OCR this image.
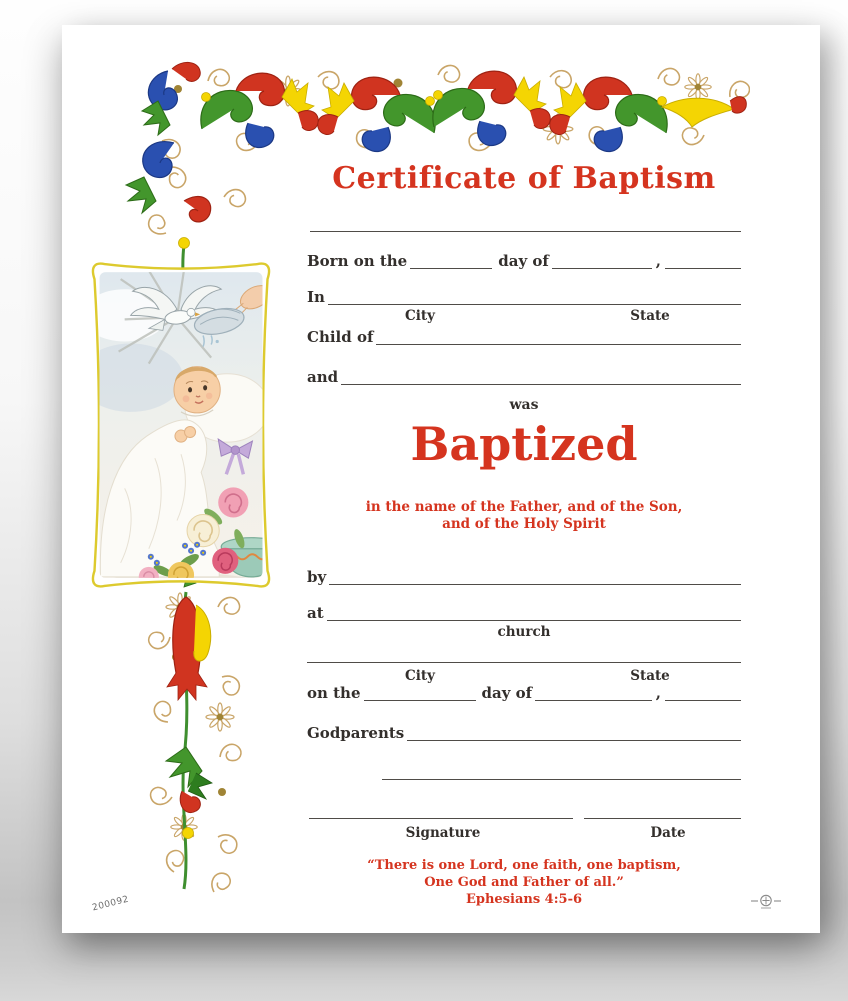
Certificate of Baptism
Born on the	day of	,
In
City	State
Child of
and
was
Baptized
in the name of the Father, and of the Son,
and of the Holy Spirit
by
at
church
City	State
on the	day of	,
Godparents
Signature	Date
“There is one Lord, one faith, one baptism,
One God and Father of all.”
Ephesians 4:5-6
200092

Problem =
Reproduce each line word for word and drop the pictures.

Worked solution =
OCR this image.
Certificate of Baptism
Born on the	day of	,
In
City	State
Child of
and
was
Baptized
in the name of the Father, and of the Son,
and of the Holy Spirit
by
at
church
City	State
on the	day of	,
Godparents
Signature	Date
“There is one Lord, one faith, one baptism,
One God and Father of all.”
Ephesians 4:5-6
200092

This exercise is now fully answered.